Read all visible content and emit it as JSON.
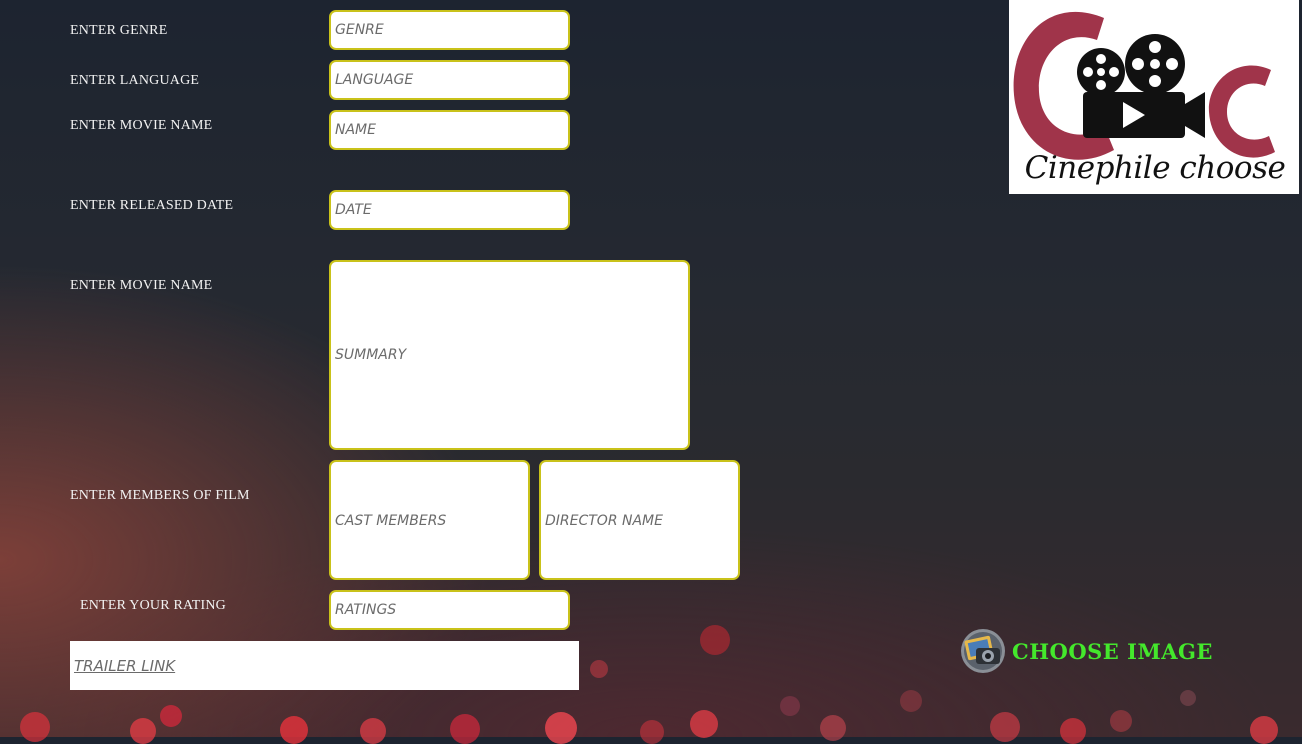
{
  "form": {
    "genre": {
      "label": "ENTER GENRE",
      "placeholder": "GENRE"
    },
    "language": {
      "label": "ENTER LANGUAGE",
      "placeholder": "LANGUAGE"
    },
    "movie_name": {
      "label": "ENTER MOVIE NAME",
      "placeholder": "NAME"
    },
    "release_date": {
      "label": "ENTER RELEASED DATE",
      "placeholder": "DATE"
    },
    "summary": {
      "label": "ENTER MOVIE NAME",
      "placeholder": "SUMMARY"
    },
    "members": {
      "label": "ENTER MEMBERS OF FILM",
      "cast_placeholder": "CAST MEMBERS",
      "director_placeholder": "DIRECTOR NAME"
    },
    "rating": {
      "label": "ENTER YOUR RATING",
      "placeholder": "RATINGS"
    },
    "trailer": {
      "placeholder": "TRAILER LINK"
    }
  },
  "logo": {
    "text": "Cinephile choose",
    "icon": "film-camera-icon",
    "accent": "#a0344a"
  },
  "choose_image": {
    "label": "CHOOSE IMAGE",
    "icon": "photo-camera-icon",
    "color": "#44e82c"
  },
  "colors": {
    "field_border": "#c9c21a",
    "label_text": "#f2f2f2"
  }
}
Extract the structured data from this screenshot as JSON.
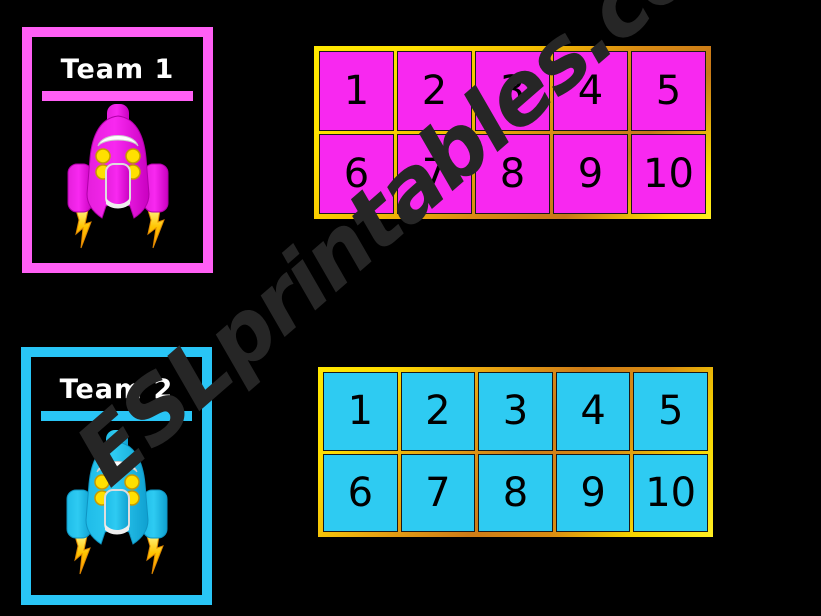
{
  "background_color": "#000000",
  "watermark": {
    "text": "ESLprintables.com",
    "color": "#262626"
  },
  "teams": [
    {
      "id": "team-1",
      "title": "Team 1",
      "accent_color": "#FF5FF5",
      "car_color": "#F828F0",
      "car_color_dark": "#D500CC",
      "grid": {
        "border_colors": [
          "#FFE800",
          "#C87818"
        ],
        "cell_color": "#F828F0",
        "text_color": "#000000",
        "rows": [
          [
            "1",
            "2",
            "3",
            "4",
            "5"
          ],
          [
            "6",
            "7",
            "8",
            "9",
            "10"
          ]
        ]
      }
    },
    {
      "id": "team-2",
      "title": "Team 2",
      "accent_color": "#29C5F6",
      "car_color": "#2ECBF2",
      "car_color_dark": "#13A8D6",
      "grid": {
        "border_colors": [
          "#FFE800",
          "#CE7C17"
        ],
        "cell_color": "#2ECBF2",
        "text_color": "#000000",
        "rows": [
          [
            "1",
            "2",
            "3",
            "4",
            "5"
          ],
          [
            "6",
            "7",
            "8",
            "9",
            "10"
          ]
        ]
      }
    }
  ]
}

* What you are asked to do:
Leaving out the pictures, repeat the data above exactly.

* The reply:
Read all visible content and emit it as JSON.
{
  "form": {
    "genre": {
      "label": "ENTER GENRE",
      "placeholder": "GENRE"
    },
    "language": {
      "label": "ENTER LANGUAGE",
      "placeholder": "LANGUAGE"
    },
    "movie_name": {
      "label": "ENTER MOVIE NAME",
      "placeholder": "NAME"
    },
    "release_date": {
      "label": "ENTER RELEASED DATE",
      "placeholder": "DATE"
    },
    "summary": {
      "label": "ENTER MOVIE NAME",
      "placeholder": "SUMMARY"
    },
    "members": {
      "label": "ENTER MEMBERS OF FILM",
      "cast_placeholder": "CAST MEMBERS",
      "director_placeholder": "DIRECTOR NAME"
    },
    "rating": {
      "label": "ENTER YOUR RATING",
      "placeholder": "RATINGS"
    },
    "trailer": {
      "placeholder": "TRAILER LINK"
    }
  },
  "logo": {
    "text": "Cinephile choose",
    "icon": "film-camera-icon",
    "accent": "#a0344a"
  },
  "choose_image": {
    "label": "CHOOSE IMAGE",
    "icon": "photo-camera-icon",
    "color": "#44e82c"
  },
  "colors": {
    "field_border": "#c9c21a",
    "label_text": "#f2f2f2"
  }
}
Extract the structured data from this screenshot as JSON.
{
  "background_color": "#000000",
  "watermark": {
    "text": "ESLprintables.com",
    "color": "#262626"
  },
  "teams": [
    {
      "id": "team-1",
      "title": "Team 1",
      "accent_color": "#FF5FF5",
      "car_color": "#F828F0",
      "car_color_dark": "#D500CC",
      "grid": {
        "border_colors": [
          "#FFE800",
          "#C87818"
        ],
        "cell_color": "#F828F0",
        "text_color": "#000000",
        "rows": [
          [
            "1",
            "2",
            "3",
            "4",
            "5"
          ],
          [
            "6",
            "7",
            "8",
            "9",
            "10"
          ]
        ]
      }
    },
    {
      "id": "team-2",
      "title": "Team 2",
      "accent_color": "#29C5F6",
      "car_color": "#2ECBF2",
      "car_color_dark": "#13A8D6",
      "grid": {
        "border_colors": [
          "#FFE800",
          "#CE7C17"
        ],
        "cell_color": "#2ECBF2",
        "text_color": "#000000",
        "rows": [
          [
            "1",
            "2",
            "3",
            "4",
            "5"
          ],
          [
            "6",
            "7",
            "8",
            "9",
            "10"
          ]
        ]
      }
    }
  ]
}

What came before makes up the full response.